Repeat each line exactly, leaving nothing out.

>> start Data shown

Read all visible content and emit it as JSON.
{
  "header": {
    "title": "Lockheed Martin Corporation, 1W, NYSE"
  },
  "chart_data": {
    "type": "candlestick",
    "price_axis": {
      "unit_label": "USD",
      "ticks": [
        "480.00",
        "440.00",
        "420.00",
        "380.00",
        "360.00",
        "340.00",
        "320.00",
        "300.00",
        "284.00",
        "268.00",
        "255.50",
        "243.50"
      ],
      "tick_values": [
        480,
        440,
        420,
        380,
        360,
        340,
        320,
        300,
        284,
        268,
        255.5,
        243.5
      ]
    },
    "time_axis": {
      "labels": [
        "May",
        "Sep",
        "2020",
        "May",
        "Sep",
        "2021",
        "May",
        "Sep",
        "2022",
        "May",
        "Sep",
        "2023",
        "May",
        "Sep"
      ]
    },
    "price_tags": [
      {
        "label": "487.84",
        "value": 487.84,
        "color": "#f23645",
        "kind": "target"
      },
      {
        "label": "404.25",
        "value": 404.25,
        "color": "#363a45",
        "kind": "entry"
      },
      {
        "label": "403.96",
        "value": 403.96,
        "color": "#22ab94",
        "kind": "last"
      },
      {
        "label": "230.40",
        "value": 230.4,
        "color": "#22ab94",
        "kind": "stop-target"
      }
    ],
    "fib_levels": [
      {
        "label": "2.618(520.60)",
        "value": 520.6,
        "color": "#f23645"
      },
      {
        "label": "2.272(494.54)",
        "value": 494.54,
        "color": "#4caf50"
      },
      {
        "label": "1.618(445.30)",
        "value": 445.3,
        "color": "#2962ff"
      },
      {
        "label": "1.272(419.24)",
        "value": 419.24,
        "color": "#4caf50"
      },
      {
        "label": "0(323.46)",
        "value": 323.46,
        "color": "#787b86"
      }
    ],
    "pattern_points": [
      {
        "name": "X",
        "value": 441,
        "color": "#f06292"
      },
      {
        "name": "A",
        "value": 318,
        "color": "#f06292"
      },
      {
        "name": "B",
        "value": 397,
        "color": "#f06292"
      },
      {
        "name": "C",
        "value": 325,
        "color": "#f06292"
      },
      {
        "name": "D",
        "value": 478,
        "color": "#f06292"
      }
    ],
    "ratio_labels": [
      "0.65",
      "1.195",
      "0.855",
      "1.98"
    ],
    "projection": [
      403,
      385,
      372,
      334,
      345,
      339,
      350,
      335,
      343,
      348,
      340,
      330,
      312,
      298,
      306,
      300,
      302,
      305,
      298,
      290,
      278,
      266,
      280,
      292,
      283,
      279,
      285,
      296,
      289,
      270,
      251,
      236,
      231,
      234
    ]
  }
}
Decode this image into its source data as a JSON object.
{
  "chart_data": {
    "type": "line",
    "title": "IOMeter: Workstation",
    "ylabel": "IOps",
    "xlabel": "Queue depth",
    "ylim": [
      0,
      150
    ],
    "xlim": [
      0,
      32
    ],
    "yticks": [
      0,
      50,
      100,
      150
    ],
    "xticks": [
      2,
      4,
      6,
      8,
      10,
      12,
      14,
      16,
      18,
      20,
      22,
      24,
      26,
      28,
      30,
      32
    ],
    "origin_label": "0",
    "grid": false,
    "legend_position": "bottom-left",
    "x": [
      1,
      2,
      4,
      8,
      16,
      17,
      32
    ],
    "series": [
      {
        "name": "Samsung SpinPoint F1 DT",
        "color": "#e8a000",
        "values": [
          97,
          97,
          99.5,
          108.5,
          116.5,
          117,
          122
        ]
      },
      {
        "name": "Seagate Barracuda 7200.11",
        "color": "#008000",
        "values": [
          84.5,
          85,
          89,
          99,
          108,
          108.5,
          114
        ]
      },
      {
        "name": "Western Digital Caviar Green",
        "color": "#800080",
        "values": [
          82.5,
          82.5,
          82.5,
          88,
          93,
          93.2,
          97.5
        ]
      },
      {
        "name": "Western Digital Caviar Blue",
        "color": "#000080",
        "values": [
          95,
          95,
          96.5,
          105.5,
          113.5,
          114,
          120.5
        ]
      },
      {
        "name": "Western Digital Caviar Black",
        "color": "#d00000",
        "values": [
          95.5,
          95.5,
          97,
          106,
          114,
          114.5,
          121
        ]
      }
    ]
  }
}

>> end Data shown

> **Exercise output**
Read all visible content and emit it as JSON.
{
  "header": {
    "title": "Lockheed Martin Corporation, 1W, NYSE"
  },
  "chart_data": {
    "type": "candlestick",
    "price_axis": {
      "unit_label": "USD",
      "ticks": [
        "480.00",
        "440.00",
        "420.00",
        "380.00",
        "360.00",
        "340.00",
        "320.00",
        "300.00",
        "284.00",
        "268.00",
        "255.50",
        "243.50"
      ],
      "tick_values": [
        480,
        440,
        420,
        380,
        360,
        340,
        320,
        300,
        284,
        268,
        255.5,
        243.5
      ]
    },
    "time_axis": {
      "labels": [
        "May",
        "Sep",
        "2020",
        "May",
        "Sep",
        "2021",
        "May",
        "Sep",
        "2022",
        "May",
        "Sep",
        "2023",
        "May",
        "Sep"
      ]
    },
    "price_tags": [
      {
        "label": "487.84",
        "value": 487.84,
        "color": "#f23645",
        "kind": "target"
      },
      {
        "label": "404.25",
        "value": 404.25,
        "color": "#363a45",
        "kind": "entry"
      },
      {
        "label": "403.96",
        "value": 403.96,
        "color": "#22ab94",
        "kind": "last"
      },
      {
        "label": "230.40",
        "value": 230.4,
        "color": "#22ab94",
        "kind": "stop-target"
      }
    ],
    "fib_levels": [
      {
        "label": "2.618(520.60)",
        "value": 520.6,
        "color": "#f23645"
      },
      {
        "label": "2.272(494.54)",
        "value": 494.54,
        "color": "#4caf50"
      },
      {
        "label": "1.618(445.30)",
        "value": 445.3,
        "color": "#2962ff"
      },
      {
        "label": "1.272(419.24)",
        "value": 419.24,
        "color": "#4caf50"
      },
      {
        "label": "0(323.46)",
        "value": 323.46,
        "color": "#787b86"
      }
    ],
    "pattern_points": [
      {
        "name": "X",
        "value": 441,
        "color": "#f06292"
      },
      {
        "name": "A",
        "value": 318,
        "color": "#f06292"
      },
      {
        "name": "B",
        "value": 397,
        "color": "#f06292"
      },
      {
        "name": "C",
        "value": 325,
        "color": "#f06292"
      },
      {
        "name": "D",
        "value": 478,
        "color": "#f06292"
      }
    ],
    "ratio_labels": [
      "0.65",
      "1.195",
      "0.855",
      "1.98"
    ],
    "projection": [
      403,
      385,
      372,
      334,
      345,
      339,
      350,
      335,
      343,
      348,
      340,
      330,
      312,
      298,
      306,
      300,
      302,
      305,
      298,
      290,
      278,
      266,
      280,
      292,
      283,
      279,
      285,
      296,
      289,
      270,
      251,
      236,
      231,
      234
    ]
  }
}
Decode this image into its source data as a JSON object.
{
  "chart_data": {
    "type": "line",
    "title": "IOMeter: Workstation",
    "ylabel": "IOps",
    "xlabel": "Queue depth",
    "ylim": [
      0,
      150
    ],
    "xlim": [
      0,
      32
    ],
    "yticks": [
      0,
      50,
      100,
      150
    ],
    "xticks": [
      2,
      4,
      6,
      8,
      10,
      12,
      14,
      16,
      18,
      20,
      22,
      24,
      26,
      28,
      30,
      32
    ],
    "origin_label": "0",
    "grid": false,
    "legend_position": "bottom-left",
    "x": [
      1,
      2,
      4,
      8,
      16,
      17,
      32
    ],
    "series": [
      {
        "name": "Samsung SpinPoint F1 DT",
        "color": "#e8a000",
        "values": [
          97,
          97,
          99.5,
          108.5,
          116.5,
          117,
          122
        ]
      },
      {
        "name": "Seagate Barracuda 7200.11",
        "color": "#008000",
        "values": [
          84.5,
          85,
          89,
          99,
          108,
          108.5,
          114
        ]
      },
      {
        "name": "Western Digital Caviar Green",
        "color": "#800080",
        "values": [
          82.5,
          82.5,
          82.5,
          88,
          93,
          93.2,
          97.5
        ]
      },
      {
        "name": "Western Digital Caviar Blue",
        "color": "#000080",
        "values": [
          95,
          95,
          96.5,
          105.5,
          113.5,
          114,
          120.5
        ]
      },
      {
        "name": "Western Digital Caviar Black",
        "color": "#d00000",
        "values": [
          95.5,
          95.5,
          97,
          106,
          114,
          114.5,
          121
        ]
      }
    ]
  }
}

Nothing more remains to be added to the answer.